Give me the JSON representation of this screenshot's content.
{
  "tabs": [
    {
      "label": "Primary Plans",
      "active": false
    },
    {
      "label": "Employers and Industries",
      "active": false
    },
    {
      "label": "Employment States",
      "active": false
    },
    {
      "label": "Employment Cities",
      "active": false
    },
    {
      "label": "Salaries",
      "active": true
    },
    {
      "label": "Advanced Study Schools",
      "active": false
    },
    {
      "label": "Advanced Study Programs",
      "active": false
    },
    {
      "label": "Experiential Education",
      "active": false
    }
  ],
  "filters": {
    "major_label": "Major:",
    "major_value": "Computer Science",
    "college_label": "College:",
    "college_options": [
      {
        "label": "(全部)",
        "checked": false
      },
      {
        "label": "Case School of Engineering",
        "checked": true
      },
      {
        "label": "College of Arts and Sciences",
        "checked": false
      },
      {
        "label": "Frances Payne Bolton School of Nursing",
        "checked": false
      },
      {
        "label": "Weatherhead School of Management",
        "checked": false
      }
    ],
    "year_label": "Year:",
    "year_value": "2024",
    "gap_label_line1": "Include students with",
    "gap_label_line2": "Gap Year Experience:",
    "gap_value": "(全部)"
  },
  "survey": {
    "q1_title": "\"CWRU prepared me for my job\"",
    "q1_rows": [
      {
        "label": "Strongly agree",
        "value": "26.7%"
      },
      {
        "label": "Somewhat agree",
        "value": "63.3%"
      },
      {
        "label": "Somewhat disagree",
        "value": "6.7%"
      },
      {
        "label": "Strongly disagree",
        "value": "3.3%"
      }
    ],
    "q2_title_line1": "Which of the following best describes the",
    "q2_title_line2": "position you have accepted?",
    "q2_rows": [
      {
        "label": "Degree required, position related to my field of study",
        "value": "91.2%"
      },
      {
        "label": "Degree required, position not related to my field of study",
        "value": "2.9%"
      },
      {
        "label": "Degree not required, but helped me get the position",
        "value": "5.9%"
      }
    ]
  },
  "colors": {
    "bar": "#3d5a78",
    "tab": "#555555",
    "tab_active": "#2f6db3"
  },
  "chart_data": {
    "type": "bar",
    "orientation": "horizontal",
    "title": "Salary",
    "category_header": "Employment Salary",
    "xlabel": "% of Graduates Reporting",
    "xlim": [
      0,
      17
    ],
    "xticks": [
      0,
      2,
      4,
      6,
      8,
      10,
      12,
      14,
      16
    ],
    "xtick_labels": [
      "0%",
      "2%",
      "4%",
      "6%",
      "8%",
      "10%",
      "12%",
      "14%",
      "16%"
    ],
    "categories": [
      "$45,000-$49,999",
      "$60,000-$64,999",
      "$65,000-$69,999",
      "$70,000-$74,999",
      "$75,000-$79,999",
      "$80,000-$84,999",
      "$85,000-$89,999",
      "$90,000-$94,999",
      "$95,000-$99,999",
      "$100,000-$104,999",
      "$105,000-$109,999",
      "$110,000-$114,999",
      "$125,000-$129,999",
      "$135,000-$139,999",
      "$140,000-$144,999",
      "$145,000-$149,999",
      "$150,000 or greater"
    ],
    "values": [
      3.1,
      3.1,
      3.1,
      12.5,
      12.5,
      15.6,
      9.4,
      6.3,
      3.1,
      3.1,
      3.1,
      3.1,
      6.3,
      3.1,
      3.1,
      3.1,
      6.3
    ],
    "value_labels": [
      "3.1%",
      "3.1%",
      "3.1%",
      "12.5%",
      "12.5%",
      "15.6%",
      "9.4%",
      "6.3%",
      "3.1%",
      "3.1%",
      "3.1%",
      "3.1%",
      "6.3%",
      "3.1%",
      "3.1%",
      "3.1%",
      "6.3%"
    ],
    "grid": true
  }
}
::::
(TASK PROMPT): Return the lines above exactly, keeping every word.

(REPLY):
Give me the JSON representation of this screenshot's content.
{
  "tabs": [
    {
      "label": "Primary Plans",
      "active": false
    },
    {
      "label": "Employers and Industries",
      "active": false
    },
    {
      "label": "Employment States",
      "active": false
    },
    {
      "label": "Employment Cities",
      "active": false
    },
    {
      "label": "Salaries",
      "active": true
    },
    {
      "label": "Advanced Study Schools",
      "active": false
    },
    {
      "label": "Advanced Study Programs",
      "active": false
    },
    {
      "label": "Experiential Education",
      "active": false
    }
  ],
  "filters": {
    "major_label": "Major:",
    "major_value": "Computer Science",
    "college_label": "College:",
    "college_options": [
      {
        "label": "(全部)",
        "checked": false
      },
      {
        "label": "Case School of Engineering",
        "checked": true
      },
      {
        "label": "College of Arts and Sciences",
        "checked": false
      },
      {
        "label": "Frances Payne Bolton School of Nursing",
        "checked": false
      },
      {
        "label": "Weatherhead School of Management",
        "checked": false
      }
    ],
    "year_label": "Year:",
    "year_value": "2024",
    "gap_label_line1": "Include students with",
    "gap_label_line2": "Gap Year Experience:",
    "gap_value": "(全部)"
  },
  "survey": {
    "q1_title": "\"CWRU prepared me for my job\"",
    "q1_rows": [
      {
        "label": "Strongly agree",
        "value": "26.7%"
      },
      {
        "label": "Somewhat agree",
        "value": "63.3%"
      },
      {
        "label": "Somewhat disagree",
        "value": "6.7%"
      },
      {
        "label": "Strongly disagree",
        "value": "3.3%"
      }
    ],
    "q2_title_line1": "Which of the following best describes the",
    "q2_title_line2": "position you have accepted?",
    "q2_rows": [
      {
        "label": "Degree required, position related to my field of study",
        "value": "91.2%"
      },
      {
        "label": "Degree required, position not related to my field of study",
        "value": "2.9%"
      },
      {
        "label": "Degree not required, but helped me get the position",
        "value": "5.9%"
      }
    ]
  },
  "colors": {
    "bar": "#3d5a78",
    "tab": "#555555",
    "tab_active": "#2f6db3"
  },
  "chart_data": {
    "type": "bar",
    "orientation": "horizontal",
    "title": "Salary",
    "category_header": "Employment Salary",
    "xlabel": "% of Graduates Reporting",
    "xlim": [
      0,
      17
    ],
    "xticks": [
      0,
      2,
      4,
      6,
      8,
      10,
      12,
      14,
      16
    ],
    "xtick_labels": [
      "0%",
      "2%",
      "4%",
      "6%",
      "8%",
      "10%",
      "12%",
      "14%",
      "16%"
    ],
    "categories": [
      "$45,000-$49,999",
      "$60,000-$64,999",
      "$65,000-$69,999",
      "$70,000-$74,999",
      "$75,000-$79,999",
      "$80,000-$84,999",
      "$85,000-$89,999",
      "$90,000-$94,999",
      "$95,000-$99,999",
      "$100,000-$104,999",
      "$105,000-$109,999",
      "$110,000-$114,999",
      "$125,000-$129,999",
      "$135,000-$139,999",
      "$140,000-$144,999",
      "$145,000-$149,999",
      "$150,000 or greater"
    ],
    "values": [
      3.1,
      3.1,
      3.1,
      12.5,
      12.5,
      15.6,
      9.4,
      6.3,
      3.1,
      3.1,
      3.1,
      3.1,
      6.3,
      3.1,
      3.1,
      3.1,
      6.3
    ],
    "value_labels": [
      "3.1%",
      "3.1%",
      "3.1%",
      "12.5%",
      "12.5%",
      "15.6%",
      "9.4%",
      "6.3%",
      "3.1%",
      "3.1%",
      "3.1%",
      "3.1%",
      "6.3%",
      "3.1%",
      "3.1%",
      "3.1%",
      "6.3%"
    ],
    "grid": true
  }
}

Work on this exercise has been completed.